Pick out the lines below with "знаю" and list them.
## START Source material
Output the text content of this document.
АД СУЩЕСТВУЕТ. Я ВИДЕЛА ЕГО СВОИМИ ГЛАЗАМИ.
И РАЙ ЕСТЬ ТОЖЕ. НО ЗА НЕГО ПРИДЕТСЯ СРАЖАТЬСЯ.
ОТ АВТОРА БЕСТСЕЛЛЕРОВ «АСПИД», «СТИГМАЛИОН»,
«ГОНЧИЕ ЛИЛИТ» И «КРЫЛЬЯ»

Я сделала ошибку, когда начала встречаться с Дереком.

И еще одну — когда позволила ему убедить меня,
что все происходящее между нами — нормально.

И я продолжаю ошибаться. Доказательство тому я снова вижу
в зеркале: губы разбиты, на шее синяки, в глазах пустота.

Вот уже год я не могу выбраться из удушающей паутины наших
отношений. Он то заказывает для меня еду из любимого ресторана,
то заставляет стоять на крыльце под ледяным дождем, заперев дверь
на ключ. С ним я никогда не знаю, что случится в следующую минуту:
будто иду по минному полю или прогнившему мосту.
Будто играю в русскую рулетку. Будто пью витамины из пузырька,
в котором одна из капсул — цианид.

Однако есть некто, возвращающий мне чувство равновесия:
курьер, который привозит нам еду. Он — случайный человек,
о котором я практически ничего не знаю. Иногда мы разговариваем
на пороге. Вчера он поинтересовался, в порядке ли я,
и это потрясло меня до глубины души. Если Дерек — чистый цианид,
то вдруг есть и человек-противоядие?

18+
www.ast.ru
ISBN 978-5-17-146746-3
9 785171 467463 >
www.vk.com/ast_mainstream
## END Source material
[Full output]
на ключ. С ним я никогда не знаю, что случится в следующую минуту:
о котором я практически ничего не знаю. Иногда мы разговариваем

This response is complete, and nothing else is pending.